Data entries
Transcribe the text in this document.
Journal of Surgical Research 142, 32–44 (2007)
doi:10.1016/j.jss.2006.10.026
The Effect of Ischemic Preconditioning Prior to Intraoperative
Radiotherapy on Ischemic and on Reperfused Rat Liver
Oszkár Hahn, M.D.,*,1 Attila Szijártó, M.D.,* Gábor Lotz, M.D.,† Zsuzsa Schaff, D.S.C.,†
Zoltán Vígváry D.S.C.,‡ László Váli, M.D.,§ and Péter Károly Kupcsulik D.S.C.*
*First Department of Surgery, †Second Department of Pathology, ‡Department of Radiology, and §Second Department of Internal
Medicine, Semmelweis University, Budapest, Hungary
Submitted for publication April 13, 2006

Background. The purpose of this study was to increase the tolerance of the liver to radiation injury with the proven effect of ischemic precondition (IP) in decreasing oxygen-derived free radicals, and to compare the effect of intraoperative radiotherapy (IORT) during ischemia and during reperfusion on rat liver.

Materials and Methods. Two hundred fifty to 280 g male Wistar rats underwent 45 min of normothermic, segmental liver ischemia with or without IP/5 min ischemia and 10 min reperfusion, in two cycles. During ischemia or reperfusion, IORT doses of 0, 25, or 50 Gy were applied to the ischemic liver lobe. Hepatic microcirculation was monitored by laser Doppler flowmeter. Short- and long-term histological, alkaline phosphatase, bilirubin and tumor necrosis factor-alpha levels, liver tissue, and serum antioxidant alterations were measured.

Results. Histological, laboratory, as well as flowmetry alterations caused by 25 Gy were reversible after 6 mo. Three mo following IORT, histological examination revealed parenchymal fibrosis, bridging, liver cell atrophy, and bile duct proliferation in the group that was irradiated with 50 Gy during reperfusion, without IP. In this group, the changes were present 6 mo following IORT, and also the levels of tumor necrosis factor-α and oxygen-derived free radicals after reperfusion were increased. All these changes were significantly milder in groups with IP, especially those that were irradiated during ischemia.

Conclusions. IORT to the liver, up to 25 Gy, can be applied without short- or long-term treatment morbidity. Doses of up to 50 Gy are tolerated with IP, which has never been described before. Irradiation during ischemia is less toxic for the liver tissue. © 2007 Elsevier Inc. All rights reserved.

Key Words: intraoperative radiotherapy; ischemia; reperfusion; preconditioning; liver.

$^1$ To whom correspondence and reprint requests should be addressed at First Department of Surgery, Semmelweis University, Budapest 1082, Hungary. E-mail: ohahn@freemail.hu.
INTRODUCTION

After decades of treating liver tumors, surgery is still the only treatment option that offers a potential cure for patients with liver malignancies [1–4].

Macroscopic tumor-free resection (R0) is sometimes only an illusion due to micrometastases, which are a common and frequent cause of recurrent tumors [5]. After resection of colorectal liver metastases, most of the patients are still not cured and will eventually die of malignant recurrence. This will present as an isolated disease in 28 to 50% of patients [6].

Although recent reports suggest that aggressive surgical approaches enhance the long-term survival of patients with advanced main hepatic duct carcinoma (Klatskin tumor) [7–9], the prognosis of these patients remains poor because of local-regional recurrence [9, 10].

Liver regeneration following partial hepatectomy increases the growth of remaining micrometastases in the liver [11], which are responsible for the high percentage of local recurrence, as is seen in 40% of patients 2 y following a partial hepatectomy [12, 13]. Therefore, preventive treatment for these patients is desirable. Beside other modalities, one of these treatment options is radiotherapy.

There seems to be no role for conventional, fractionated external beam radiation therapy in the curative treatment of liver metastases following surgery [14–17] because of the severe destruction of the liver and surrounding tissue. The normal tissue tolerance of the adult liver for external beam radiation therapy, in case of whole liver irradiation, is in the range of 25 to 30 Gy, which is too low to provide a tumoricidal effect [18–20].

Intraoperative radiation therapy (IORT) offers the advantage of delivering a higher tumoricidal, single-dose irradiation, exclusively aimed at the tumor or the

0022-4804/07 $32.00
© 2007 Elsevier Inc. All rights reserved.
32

• [PROBLEM TO WORK ON]: Which lines in the records above include the word "Budapest"? Copy them out.

• [ANSWER TO THE EXERCISE]:
Medicine, Semmelweis University, Budapest, Hungary
$^1$ To whom correspondence and reprint requests should be addressed at First Department of Surgery, Semmelweis University, Budapest 1082, Hungary. E-mail: ohahn@freemail.hu.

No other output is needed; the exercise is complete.